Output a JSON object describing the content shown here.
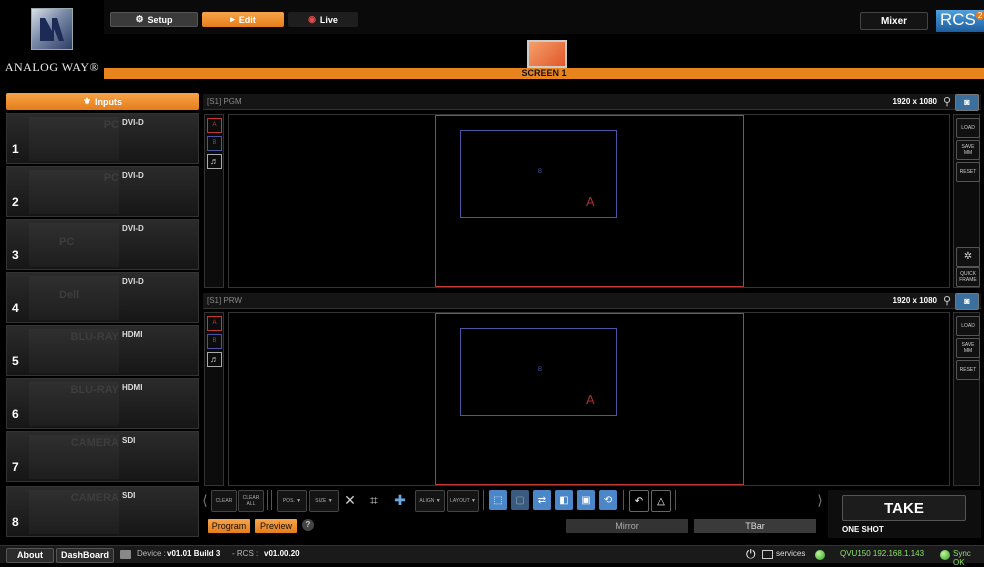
{
  "top": {
    "brand": "ANALOG WAY®",
    "tabs": [
      {
        "label": "Setup",
        "icon": "gear-icon"
      },
      {
        "label": "Edit",
        "icon": "play-icon"
      },
      {
        "label": "Live",
        "icon": "record-icon"
      }
    ],
    "mixer_label": "Mixer",
    "rcs_label": "RCS",
    "rcs_version_badge": "2"
  },
  "screen": {
    "label": "SCREEN 1"
  },
  "inputs": {
    "header": "Inputs",
    "items": [
      {
        "number": "1",
        "type": "DVI-D",
        "ghost": "PC"
      },
      {
        "number": "2",
        "type": "DVI-D",
        "ghost": "PC"
      },
      {
        "number": "3",
        "type": "DVI-D",
        "ghost": "PC"
      },
      {
        "number": "4",
        "type": "DVI-D",
        "ghost": "Dell"
      },
      {
        "number": "5",
        "type": "HDMI",
        "ghost": "BLU-RAY"
      },
      {
        "number": "6",
        "type": "HDMI",
        "ghost": "BLU-RAY"
      },
      {
        "number": "7",
        "type": "SDI",
        "ghost": "CAMERA"
      },
      {
        "number": "8",
        "type": "SDI",
        "ghost": "CAMERA"
      }
    ]
  },
  "pgm": {
    "label": "[S1] PGM",
    "resolution": "1920 x 1080"
  },
  "prw": {
    "label": "[S1] PRW",
    "resolution": "1920 x 1080"
  },
  "layers": {
    "a": "A",
    "b": "B"
  },
  "side_buttons": {
    "load": "LOAD",
    "save": "SAVE MM",
    "reset": "RESET",
    "quick": "QUICK FRAME"
  },
  "toolbar": {
    "clear": "CLEAR",
    "clear_all": "CLEAR ALL",
    "pos": "POS. ▼",
    "size": "SIZE ▼",
    "align": "ALIGN ▼",
    "layout": "LAYOUT ▼"
  },
  "bottom": {
    "program": "Program",
    "preview": "Preview",
    "help": "?",
    "mirror": "Mirror",
    "tbar": "TBar",
    "take": "TAKE",
    "one_shot": "ONE SHOT"
  },
  "status": {
    "about": "About",
    "dashboard": "DashBoard",
    "device_prefix": "Device :",
    "device_version": "v01.01 Build 3",
    "rcs_prefix": "- RCS :",
    "rcs_version": "v01.00.20",
    "services": "services",
    "device_ip": "QVU150  192.168.1.143",
    "sync": "Sync OK"
  }
}
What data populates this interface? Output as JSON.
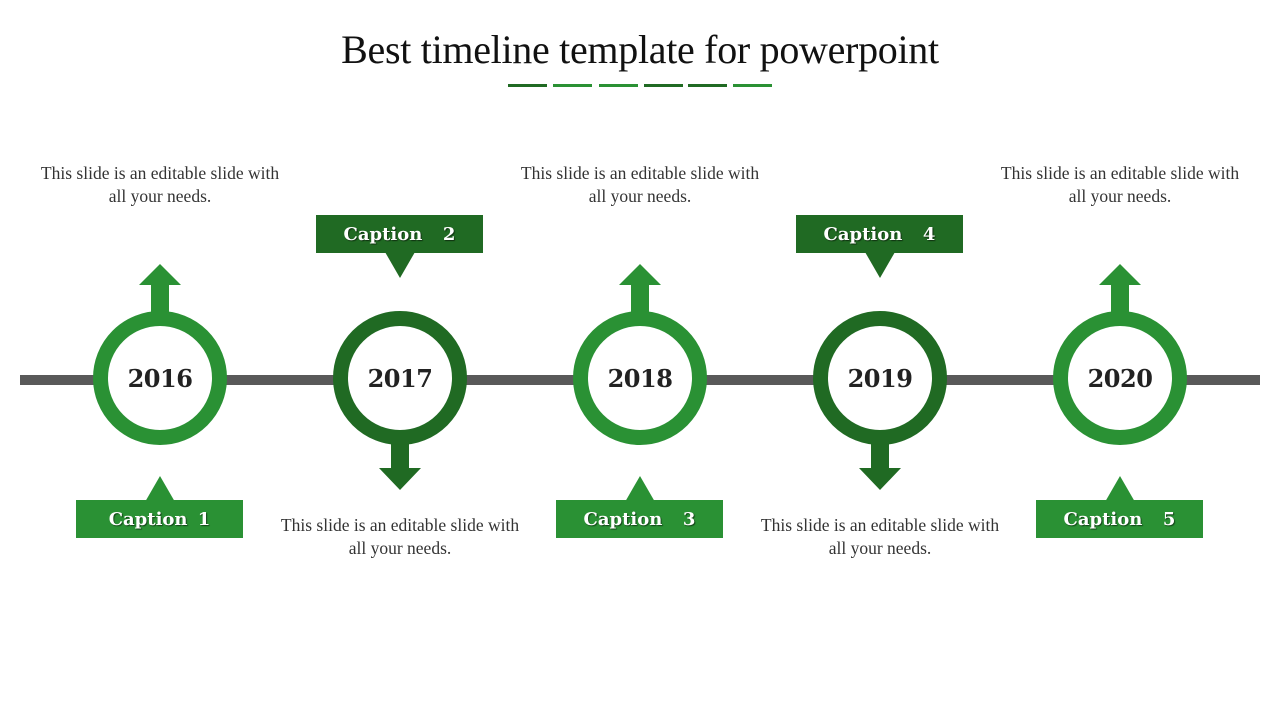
{
  "slide": {
    "title": "Best timeline template for powerpoint",
    "colors": {
      "light_green": "#2A9134",
      "dark_green": "#206A23",
      "line_gray": "#595959",
      "year_text": "#222222"
    },
    "title_underline": [
      "#206A23",
      "#2A9134",
      "#2A9134",
      "#206A23",
      "#206A23",
      "#2A9134"
    ],
    "milestones": [
      {
        "year": "2016",
        "caption": "Caption 1",
        "description": "This slide is an editable slide with all your needs.",
        "tone": "light",
        "arrow": "up",
        "caption_position": "bottom",
        "description_position": "top"
      },
      {
        "year": "2017",
        "caption": "Caption  2",
        "description": "This slide is an editable slide with all your needs.",
        "tone": "dark",
        "arrow": "down",
        "caption_position": "top",
        "description_position": "bottom"
      },
      {
        "year": "2018",
        "caption": "Caption  3",
        "description": "This slide is an editable slide with all your needs.",
        "tone": "light",
        "arrow": "up",
        "caption_position": "bottom",
        "description_position": "top"
      },
      {
        "year": "2019",
        "caption": "Caption  4",
        "description": "This slide is an editable slide with all your needs.",
        "tone": "dark",
        "arrow": "down",
        "caption_position": "top",
        "description_position": "bottom"
      },
      {
        "year": "2020",
        "caption": "Caption  5",
        "description": "This slide is an editable slide with all your needs.",
        "tone": "light",
        "arrow": "up",
        "caption_position": "bottom",
        "description_position": "top"
      }
    ]
  }
}
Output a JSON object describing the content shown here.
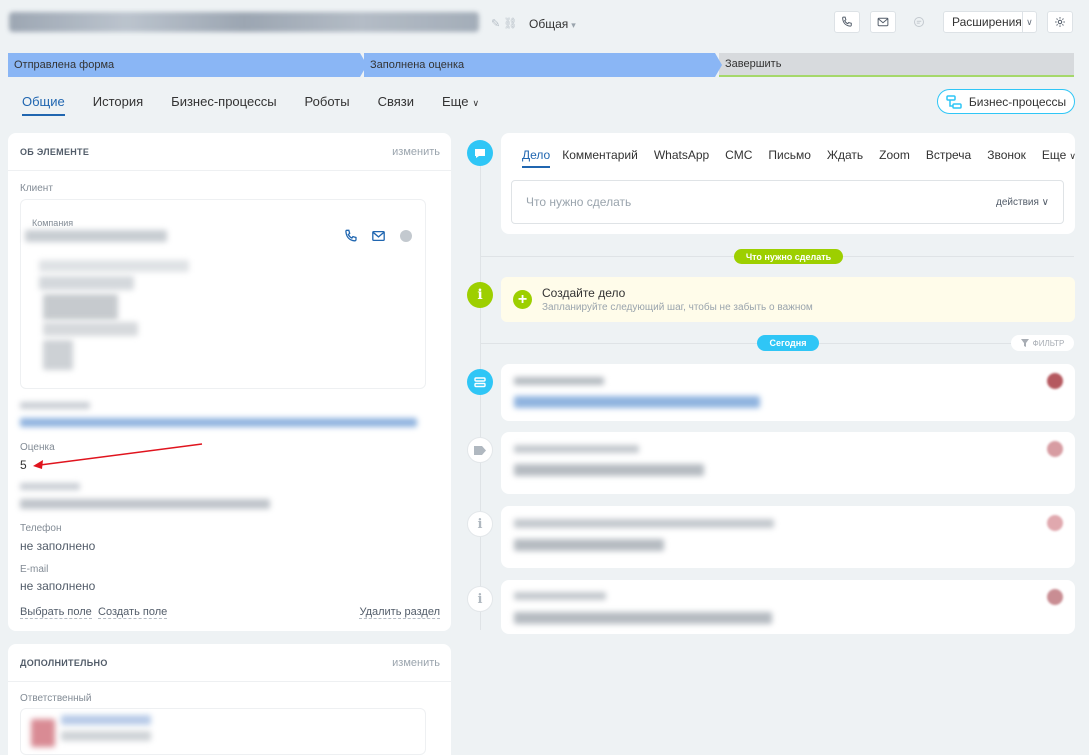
{
  "header": {
    "category": "Общая",
    "extensions_label": "Расширения"
  },
  "stages": [
    {
      "label": "Отправлена форма"
    },
    {
      "label": "Заполнена оценка"
    },
    {
      "label": "Завершить"
    }
  ],
  "tabs": [
    {
      "label": "Общие"
    },
    {
      "label": "История"
    },
    {
      "label": "Бизнес-процессы"
    },
    {
      "label": "Роботы"
    },
    {
      "label": "Связи"
    },
    {
      "label": "Еще"
    }
  ],
  "bp_button": "Бизнес-процессы",
  "about": {
    "title": "ОБ ЭЛЕМЕНТЕ",
    "edit": "изменить",
    "client_label": "Клиент",
    "company_label": "Компания",
    "rating_label": "Оценка",
    "rating_value": "5",
    "phone_label": "Телефон",
    "phone_value": "не заполнено",
    "email_label": "E-mail",
    "email_value": "не заполнено",
    "choose_field": "Выбрать поле",
    "create_field": "Создать поле",
    "delete_section": "Удалить раздел"
  },
  "additional": {
    "title": "ДОПОЛНИТЕЛЬНО",
    "edit": "изменить",
    "responsible_label": "Ответственный"
  },
  "editor": {
    "tabs": [
      "Дело",
      "Комментарий",
      "WhatsApp",
      "СМС",
      "Письмо",
      "Ждать",
      "Zoom",
      "Встреча",
      "Звонок",
      "Еще"
    ],
    "placeholder": "Что нужно сделать",
    "actions": "действия"
  },
  "timeline": {
    "todo_pill": "Что нужно сделать",
    "todo_title": "Создайте дело",
    "todo_sub": "Запланируйте следующий шаг, чтобы не забыть о важном",
    "today_pill": "Сегодня",
    "filter": "ФИЛЬТР"
  },
  "colors": {
    "stage_done": "#8ab6f5",
    "accent": "#2066b0",
    "green": "#9dcf00",
    "cyan": "#2fc6f6"
  }
}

....................

REQUIREMENT: All of the data needs repeating exactly, but the pictures do not.

PROBLEM SOLUTION:
Output a JSON object describing the content shown here.
{
  "top": {
    "brand": "ANALOG WAY®",
    "tabs": [
      {
        "label": "Setup",
        "icon": "gear-icon"
      },
      {
        "label": "Edit",
        "icon": "play-icon"
      },
      {
        "label": "Live",
        "icon": "record-icon"
      }
    ],
    "mixer_label": "Mixer",
    "rcs_label": "RCS",
    "rcs_version_badge": "2"
  },
  "screen": {
    "label": "SCREEN 1"
  },
  "inputs": {
    "header": "Inputs",
    "items": [
      {
        "number": "1",
        "type": "DVI-D",
        "ghost": "PC"
      },
      {
        "number": "2",
        "type": "DVI-D",
        "ghost": "PC"
      },
      {
        "number": "3",
        "type": "DVI-D",
        "ghost": "PC"
      },
      {
        "number": "4",
        "type": "DVI-D",
        "ghost": "Dell"
      },
      {
        "number": "5",
        "type": "HDMI",
        "ghost": "BLU-RAY"
      },
      {
        "number": "6",
        "type": "HDMI",
        "ghost": "BLU-RAY"
      },
      {
        "number": "7",
        "type": "SDI",
        "ghost": "CAMERA"
      },
      {
        "number": "8",
        "type": "SDI",
        "ghost": "CAMERA"
      }
    ]
  },
  "pgm": {
    "label": "[S1] PGM",
    "resolution": "1920 x 1080"
  },
  "prw": {
    "label": "[S1] PRW",
    "resolution": "1920 x 1080"
  },
  "layers": {
    "a": "A",
    "b": "B"
  },
  "side_buttons": {
    "load": "LOAD",
    "save": "SAVE MM",
    "reset": "RESET",
    "quick": "QUICK FRAME"
  },
  "toolbar": {
    "clear": "CLEAR",
    "clear_all": "CLEAR ALL",
    "pos": "POS. ▼",
    "size": "SIZE ▼",
    "align": "ALIGN ▼",
    "layout": "LAYOUT ▼"
  },
  "bottom": {
    "program": "Program",
    "preview": "Preview",
    "help": "?",
    "mirror": "Mirror",
    "tbar": "TBar",
    "take": "TAKE",
    "one_shot": "ONE SHOT"
  },
  "status": {
    "about": "About",
    "dashboard": "DashBoard",
    "device_prefix": "Device :",
    "device_version": "v01.01 Build 3",
    "rcs_prefix": "- RCS :",
    "rcs_version": "v01.00.20",
    "services": "services",
    "device_ip": "QVU150  192.168.1.143",
    "sync": "Sync OK"
  }
}
What data populates this interface? Output as JSON.
{
  "slide": {
    "title": "Best timeline template for powerpoint",
    "colors": {
      "light_green": "#2A9134",
      "dark_green": "#206A23",
      "line_gray": "#595959",
      "year_text": "#222222"
    },
    "title_underline": [
      "#206A23",
      "#2A9134",
      "#2A9134",
      "#206A23",
      "#206A23",
      "#2A9134"
    ],
    "milestones": [
      {
        "year": "2016",
        "caption": "Caption 1",
        "description": "This slide is an editable slide with all your needs.",
        "tone": "light",
        "arrow": "up",
        "caption_position": "bottom",
        "description_position": "top"
      },
      {
        "year": "2017",
        "caption": "Caption  2",
        "description": "This slide is an editable slide with all your needs.",
        "tone": "dark",
        "arrow": "down",
        "caption_position": "top",
        "description_position": "bottom"
      },
      {
        "year": "2018",
        "caption": "Caption  3",
        "description": "This slide is an editable slide with all your needs.",
        "tone": "light",
        "arrow": "up",
        "caption_position": "bottom",
        "description_position": "top"
      },
      {
        "year": "2019",
        "caption": "Caption  4",
        "description": "This slide is an editable slide with all your needs.",
        "tone": "dark",
        "arrow": "down",
        "caption_position": "top",
        "description_position": "bottom"
      },
      {
        "year": "2020",
        "caption": "Caption  5",
        "description": "This slide is an editable slide with all your needs.",
        "tone": "light",
        "arrow": "up",
        "caption_position": "bottom",
        "description_position": "top"
      }
    ]
  }
}
Output a JSON object describing the content shown here.
{
  "header": {
    "category": "Общая",
    "extensions_label": "Расширения"
  },
  "stages": [
    {
      "label": "Отправлена форма"
    },
    {
      "label": "Заполнена оценка"
    },
    {
      "label": "Завершить"
    }
  ],
  "tabs": [
    {
      "label": "Общие"
    },
    {
      "label": "История"
    },
    {
      "label": "Бизнес-процессы"
    },
    {
      "label": "Роботы"
    },
    {
      "label": "Связи"
    },
    {
      "label": "Еще"
    }
  ],
  "bp_button": "Бизнес-процессы",
  "about": {
    "title": "ОБ ЭЛЕМЕНТЕ",
    "edit": "изменить",
    "client_label": "Клиент",
    "company_label": "Компания",
    "rating_label": "Оценка",
    "rating_value": "5",
    "phone_label": "Телефон",
    "phone_value": "не заполнено",
    "email_label": "E-mail",
    "email_value": "не заполнено",
    "choose_field": "Выбрать поле",
    "create_field": "Создать поле",
    "delete_section": "Удалить раздел"
  },
  "additional": {
    "title": "ДОПОЛНИТЕЛЬНО",
    "edit": "изменить",
    "responsible_label": "Ответственный"
  },
  "editor": {
    "tabs": [
      "Дело",
      "Комментарий",
      "WhatsApp",
      "СМС",
      "Письмо",
      "Ждать",
      "Zoom",
      "Встреча",
      "Звонок",
      "Еще"
    ],
    "placeholder": "Что нужно сделать",
    "actions": "действия"
  },
  "timeline": {
    "todo_pill": "Что нужно сделать",
    "todo_title": "Создайте дело",
    "todo_sub": "Запланируйте следующий шаг, чтобы не забыть о важном",
    "today_pill": "Сегодня",
    "filter": "ФИЛЬТР"
  },
  "colors": {
    "stage_done": "#8ab6f5",
    "accent": "#2066b0",
    "green": "#9dcf00",
    "cyan": "#2fc6f6"
  }
}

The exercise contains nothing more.